Copy every line of the entries that includes the word "osoba".

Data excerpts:

● ● ● ● ●

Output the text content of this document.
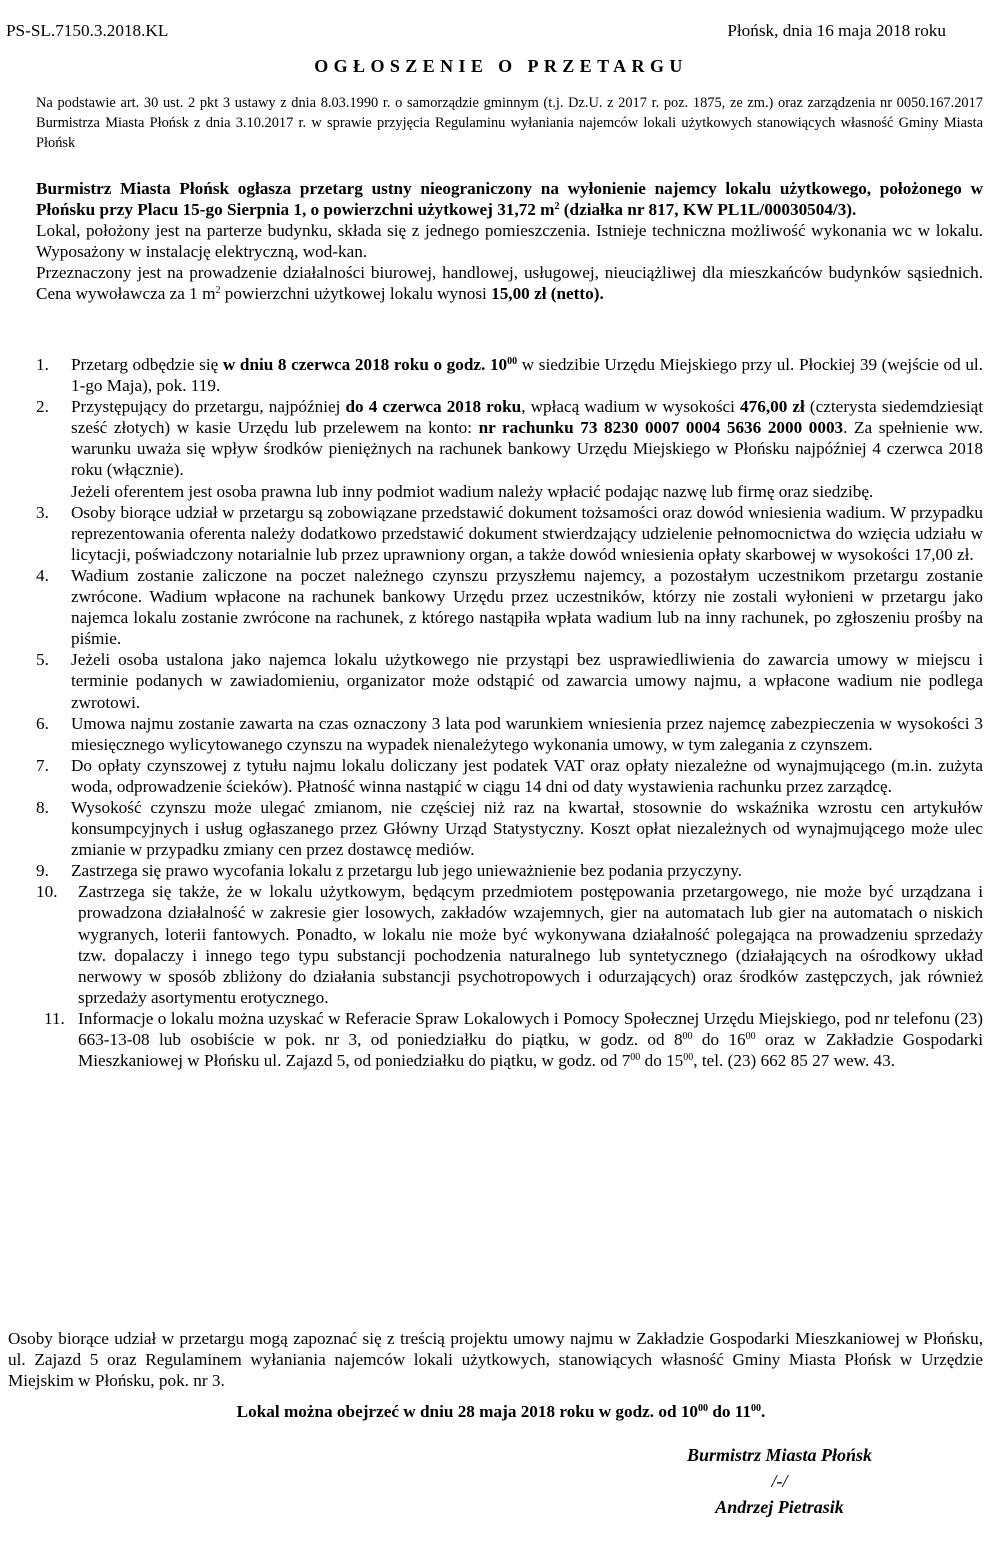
PS-SL.7150.3.2018.KL	Płońsk, dnia 16 maja 2018 roku
OGŁOSZENIE O PRZETARGU
Na podstawie art. 30 ust. 2 pkt 3 ustawy z dnia 8.03.1990 r. o samorządzie gminnym (t.j. Dz.U. z 2017 r. poz. 1875, ze zm.) oraz zarządzenia nr 0050.167.2017 Burmistrza Miasta Płońsk z dnia 3.10.2017 r. w sprawie przyjęcia Regulaminu wyłaniania najemców lokali użytkowych stanowiących własność Gminy Miasta Płońsk

Burmistrz Miasta Płońsk ogłasza przetarg ustny nieograniczony na wyłonienie najemcy lokalu użytkowego, położonego w Płońsku przy Placu 15-go Sierpnia 1, o powierzchni użytkowej 31,72 $m^2$ (działka nr 817, KW PL1L/00030504/3).

Lokal, położony jest na parterze budynku, składa się z jednego pomieszczenia. Istnieje techniczna możliwość wykonania wc w lokalu. Wyposażony w instalację elektryczną, wod-kan.

Przeznaczony jest na prowadzenie działalności biurowej, handlowej, usługowej, nieuciążliwej dla mieszkańców budynków sąsiednich. Cena wywoławcza za 1 $m^2$ powierzchni użytkowej lokalu wynosi 15,00 zł (netto).

1. Przetarg odbędzie się w dniu 8 czerwca 2018 roku o godz. $10^{00}$ w siedzibie Urzędu Miejskiego przy ul. Płockiej 39 (wejście od ul. 1-go Maja), pok. 119.
2. Przystępujący do przetargu, najpóźniej do 4 czerwca 2018 roku, wpłacą wadium w wysokości 476,00 zł (czterysta siedemdziesiąt sześć złotych) w kasie Urzędu lub przelewem na konto: nr rachunku 73 8230 0007 0004 5636 2000 0003. Za spełnienie ww. warunku uważa się wpływ środków pieniężnych na rachunek bankowy Urzędu Miejskiego w Płońsku najpóźniej 4 czerwca 2018 roku (włącznie).
Jeżeli oferentem jest osoba prawna lub inny podmiot wadium należy wpłacić podając nazwę lub firmę oraz siedzibę.
3. Osoby biorące udział w przetargu są zobowiązane przedstawić dokument tożsamości oraz dowód wniesienia wadium. W przypadku reprezentowania oferenta należy dodatkowo przedstawić dokument stwierdzający udzielenie pełnomocnictwa do wzięcia udziału w licytacji, poświadczony notarialnie lub przez uprawniony organ, a także dowód wniesienia opłaty skarbowej w wysokości 17,00 zł.
4. Wadium zostanie zaliczone na poczet należnego czynszu przyszłemu najemcy, a pozostałym uczestnikom przetargu zostanie zwrócone. Wadium wpłacone na rachunek bankowy Urzędu przez uczestników, którzy nie zostali wyłonieni w przetargu jako najemca lokalu zostanie zwrócone na rachunek, z którego nastąpiła wpłata wadium lub na inny rachunek, po zgłoszeniu prośby na piśmie.
5. Jeżeli osoba ustalona jako najemca lokalu użytkowego nie przystąpi bez usprawiedliwienia do zawarcia umowy w miejscu i terminie podanych w zawiadomieniu, organizator może odstąpić od zawarcia umowy najmu, a wpłacone wadium nie podlega zwrotowi.
6. Umowa najmu zostanie zawarta na czas oznaczony 3 lata pod warunkiem wniesienia przez najemcę zabezpieczenia w wysokości 3 miesięcznego wylicytowanego czynszu na wypadek nienależytego wykonania umowy, w tym zalegania z czynszem.
7. Do opłaty czynszowej z tytułu najmu lokalu doliczany jest podatek VAT oraz opłaty niezależne od wynajmującego (m.in. zużyta woda, odprowadzenie ścieków). Płatność winna nastąpić w ciągu 14 dni od daty wystawienia rachunku przez zarządcę.
8. Wysokość czynszu może ulegać zmianom, nie częściej niż raz na kwartał, stosownie do wskaźnika wzrostu cen artykułów konsumpcyjnych i usług ogłaszanego przez Główny Urząd Statystyczny. Koszt opłat niezależnych od wynajmującego może ulec zmianie w przypadku zmiany cen przez dostawcę mediów.
9. Zastrzega się prawo wycofania lokalu z przetargu lub jego unieważnienie bez podania przyczyny.
10. Zastrzega się także, że w lokalu użytkowym, będącym przedmiotem postępowania przetargowego, nie może być urządzana i prowadzona działalność w zakresie gier losowych, zakładów wzajemnych, gier na automatach lub gier na automatach o niskich wygranych, loterii fantowych. Ponadto, w lokalu nie może być wykonywana działalność polegająca na prowadzeniu sprzedaży tzw. dopalaczy i innego tego typu substancji pochodzenia naturalnego lub syntetycznego (działających na ośrodkowy układ nerwowy w sposób zbliżony do działania substancji psychotropowych i odurzających) oraz środków zastępczych, jak również sprzedaży asortymentu erotycznego.
11. Informacje o lokalu można uzyskać w Referacie Spraw Lokalowych i Pomocy Społecznej Urzędu Miejskiego, pod nr telefonu (23) 663-13-08 lub osobiście w pok. nr 3, od poniedziałku do piątku, w godz. od $8^{00}$ do $16^{00}$ oraz w Zakładzie Gospodarki Mieszkaniowej w Płońsku ul. Zajazd 5, od poniedziałku do piątku, w godz. od $7^{00}$ do $15^{00}$, tel. (23) 662 85 27 wew. 43.
Osoby biorące udział w przetargu mogą zapoznać się z treścią projektu umowy najmu w Zakładzie Gospodarki Mieszkaniowej w Płońsku, ul. Zajazd 5 oraz Regulaminem wyłaniania najemców lokali użytkowych, stanowiących własność Gminy Miasta Płońsk w Urzędzie Miejskim w Płońsku, pok. nr 3.
Lokal można obejrzeć w dniu 28 maja 2018 roku w godz. od $10^{00}$ do $11^{00}$.
Burmistrz Miasta Płońsk
/-/
Andrzej Pietrasik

● ● ● ● ●

Result:
Jeżeli oferentem jest osoba prawna lub inny podmiot wadium należy wpłacić podając nazwę lub firmę oraz siedzibę.
5. Jeżeli osoba ustalona jako najemca lokalu użytkowego nie przystąpi bez usprawiedliwienia do zawarcia umowy w miejscu i terminie podanych w zawiadomieniu, organizator może odstąpić od zawarcia umowy najmu, a wpłacone wadium nie podlega zwrotowi.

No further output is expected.